For the entries that follow, state how many lines include the word "this", giving the number and nothing else.

(Dataset entries)
◆ ◆ ◆ ◆ ◆

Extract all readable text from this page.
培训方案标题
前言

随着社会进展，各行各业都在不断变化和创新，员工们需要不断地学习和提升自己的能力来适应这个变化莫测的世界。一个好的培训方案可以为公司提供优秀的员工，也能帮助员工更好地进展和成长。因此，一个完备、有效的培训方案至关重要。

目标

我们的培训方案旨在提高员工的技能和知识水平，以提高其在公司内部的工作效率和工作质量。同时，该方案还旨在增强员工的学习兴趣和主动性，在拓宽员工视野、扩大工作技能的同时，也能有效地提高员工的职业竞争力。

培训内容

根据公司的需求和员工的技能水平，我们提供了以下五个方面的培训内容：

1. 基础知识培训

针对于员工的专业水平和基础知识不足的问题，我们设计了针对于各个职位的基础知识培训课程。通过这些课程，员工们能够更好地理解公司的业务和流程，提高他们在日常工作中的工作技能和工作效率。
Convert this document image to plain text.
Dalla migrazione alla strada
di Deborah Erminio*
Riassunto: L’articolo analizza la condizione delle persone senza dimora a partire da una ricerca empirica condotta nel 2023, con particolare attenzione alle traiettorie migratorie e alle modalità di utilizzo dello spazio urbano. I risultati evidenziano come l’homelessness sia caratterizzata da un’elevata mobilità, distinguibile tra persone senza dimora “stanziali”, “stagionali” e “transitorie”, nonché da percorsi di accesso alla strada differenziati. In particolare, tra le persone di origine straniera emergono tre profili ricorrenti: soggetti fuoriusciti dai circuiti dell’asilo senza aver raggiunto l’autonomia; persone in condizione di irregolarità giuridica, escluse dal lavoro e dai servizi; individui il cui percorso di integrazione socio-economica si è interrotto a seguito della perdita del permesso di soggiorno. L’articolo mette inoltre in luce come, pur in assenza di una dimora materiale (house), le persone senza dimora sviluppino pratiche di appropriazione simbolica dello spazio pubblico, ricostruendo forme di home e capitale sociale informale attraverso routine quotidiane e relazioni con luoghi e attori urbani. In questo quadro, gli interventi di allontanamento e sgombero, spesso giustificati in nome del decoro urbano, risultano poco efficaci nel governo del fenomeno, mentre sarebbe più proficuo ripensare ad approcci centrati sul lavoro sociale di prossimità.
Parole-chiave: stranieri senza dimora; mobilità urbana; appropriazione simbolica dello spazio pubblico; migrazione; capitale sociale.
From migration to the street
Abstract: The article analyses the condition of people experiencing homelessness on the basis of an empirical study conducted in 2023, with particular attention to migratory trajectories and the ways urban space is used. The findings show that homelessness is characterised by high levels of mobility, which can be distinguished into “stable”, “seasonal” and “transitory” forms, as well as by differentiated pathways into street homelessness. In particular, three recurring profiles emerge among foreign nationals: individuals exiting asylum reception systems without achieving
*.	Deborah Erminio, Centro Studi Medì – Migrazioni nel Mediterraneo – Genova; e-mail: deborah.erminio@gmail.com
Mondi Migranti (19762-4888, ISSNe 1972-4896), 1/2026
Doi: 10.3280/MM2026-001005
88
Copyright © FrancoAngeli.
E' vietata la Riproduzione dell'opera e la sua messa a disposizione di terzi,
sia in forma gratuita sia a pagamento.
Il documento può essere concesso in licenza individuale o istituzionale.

◆ ◆ ◆ ◆ ◆

(Solution) 2